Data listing
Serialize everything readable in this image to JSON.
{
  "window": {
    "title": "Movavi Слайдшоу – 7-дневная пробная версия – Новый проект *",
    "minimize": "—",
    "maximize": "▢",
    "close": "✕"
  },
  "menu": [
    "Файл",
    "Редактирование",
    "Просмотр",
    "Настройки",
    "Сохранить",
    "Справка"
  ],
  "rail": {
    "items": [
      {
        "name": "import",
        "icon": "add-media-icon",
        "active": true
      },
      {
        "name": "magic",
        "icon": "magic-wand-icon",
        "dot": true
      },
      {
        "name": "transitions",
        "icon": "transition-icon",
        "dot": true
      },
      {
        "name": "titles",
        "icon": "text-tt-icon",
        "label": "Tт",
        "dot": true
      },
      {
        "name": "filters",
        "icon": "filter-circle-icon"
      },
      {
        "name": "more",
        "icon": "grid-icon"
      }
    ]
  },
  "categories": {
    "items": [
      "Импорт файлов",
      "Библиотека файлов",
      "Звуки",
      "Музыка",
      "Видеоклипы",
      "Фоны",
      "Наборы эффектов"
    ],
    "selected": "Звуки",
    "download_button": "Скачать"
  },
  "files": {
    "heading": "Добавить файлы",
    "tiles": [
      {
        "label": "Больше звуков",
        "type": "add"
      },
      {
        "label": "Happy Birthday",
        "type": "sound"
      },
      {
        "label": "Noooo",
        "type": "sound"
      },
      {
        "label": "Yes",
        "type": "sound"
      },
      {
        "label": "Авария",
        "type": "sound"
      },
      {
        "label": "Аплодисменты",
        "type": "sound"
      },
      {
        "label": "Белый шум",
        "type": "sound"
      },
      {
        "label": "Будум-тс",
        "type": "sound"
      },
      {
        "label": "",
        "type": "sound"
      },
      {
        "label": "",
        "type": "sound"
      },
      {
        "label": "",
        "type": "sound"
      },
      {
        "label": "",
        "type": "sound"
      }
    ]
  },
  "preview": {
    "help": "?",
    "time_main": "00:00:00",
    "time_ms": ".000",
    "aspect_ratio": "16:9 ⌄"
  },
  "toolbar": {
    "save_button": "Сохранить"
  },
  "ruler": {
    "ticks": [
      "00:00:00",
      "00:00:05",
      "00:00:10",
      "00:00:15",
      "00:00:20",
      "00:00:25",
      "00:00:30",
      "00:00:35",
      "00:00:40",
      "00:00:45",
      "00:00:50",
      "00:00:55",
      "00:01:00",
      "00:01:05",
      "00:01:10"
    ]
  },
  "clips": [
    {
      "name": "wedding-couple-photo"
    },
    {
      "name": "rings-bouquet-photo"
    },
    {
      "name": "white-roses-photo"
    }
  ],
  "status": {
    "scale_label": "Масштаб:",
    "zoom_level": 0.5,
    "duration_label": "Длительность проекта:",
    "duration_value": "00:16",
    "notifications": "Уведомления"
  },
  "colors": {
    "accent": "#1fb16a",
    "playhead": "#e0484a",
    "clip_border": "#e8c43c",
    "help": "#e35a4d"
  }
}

Exercise objective: From the listing above, extract all records word for word.

Output of the task:
Serialize everything readable in this image to JSON.
{
  "window": {
    "title": "Movavi Слайдшоу – 7-дневная пробная версия – Новый проект *",
    "minimize": "—",
    "maximize": "▢",
    "close": "✕"
  },
  "menu": [
    "Файл",
    "Редактирование",
    "Просмотр",
    "Настройки",
    "Сохранить",
    "Справка"
  ],
  "rail": {
    "items": [
      {
        "name": "import",
        "icon": "add-media-icon",
        "active": true
      },
      {
        "name": "magic",
        "icon": "magic-wand-icon",
        "dot": true
      },
      {
        "name": "transitions",
        "icon": "transition-icon",
        "dot": true
      },
      {
        "name": "titles",
        "icon": "text-tt-icon",
        "label": "Tт",
        "dot": true
      },
      {
        "name": "filters",
        "icon": "filter-circle-icon"
      },
      {
        "name": "more",
        "icon": "grid-icon"
      }
    ]
  },
  "categories": {
    "items": [
      "Импорт файлов",
      "Библиотека файлов",
      "Звуки",
      "Музыка",
      "Видеоклипы",
      "Фоны",
      "Наборы эффектов"
    ],
    "selected": "Звуки",
    "download_button": "Скачать"
  },
  "files": {
    "heading": "Добавить файлы",
    "tiles": [
      {
        "label": "Больше звуков",
        "type": "add"
      },
      {
        "label": "Happy Birthday",
        "type": "sound"
      },
      {
        "label": "Noooo",
        "type": "sound"
      },
      {
        "label": "Yes",
        "type": "sound"
      },
      {
        "label": "Авария",
        "type": "sound"
      },
      {
        "label": "Аплодисменты",
        "type": "sound"
      },
      {
        "label": "Белый шум",
        "type": "sound"
      },
      {
        "label": "Будум-тс",
        "type": "sound"
      },
      {
        "label": "",
        "type": "sound"
      },
      {
        "label": "",
        "type": "sound"
      },
      {
        "label": "",
        "type": "sound"
      },
      {
        "label": "",
        "type": "sound"
      }
    ]
  },
  "preview": {
    "help": "?",
    "time_main": "00:00:00",
    "time_ms": ".000",
    "aspect_ratio": "16:9 ⌄"
  },
  "toolbar": {
    "save_button": "Сохранить"
  },
  "ruler": {
    "ticks": [
      "00:00:00",
      "00:00:05",
      "00:00:10",
      "00:00:15",
      "00:00:20",
      "00:00:25",
      "00:00:30",
      "00:00:35",
      "00:00:40",
      "00:00:45",
      "00:00:50",
      "00:00:55",
      "00:01:00",
      "00:01:05",
      "00:01:10"
    ]
  },
  "clips": [
    {
      "name": "wedding-couple-photo"
    },
    {
      "name": "rings-bouquet-photo"
    },
    {
      "name": "white-roses-photo"
    }
  ],
  "status": {
    "scale_label": "Масштаб:",
    "zoom_level": 0.5,
    "duration_label": "Длительность проекта:",
    "duration_value": "00:16",
    "notifications": "Уведомления"
  },
  "colors": {
    "accent": "#1fb16a",
    "playhead": "#e0484a",
    "clip_border": "#e8c43c",
    "help": "#e35a4d"
  }
}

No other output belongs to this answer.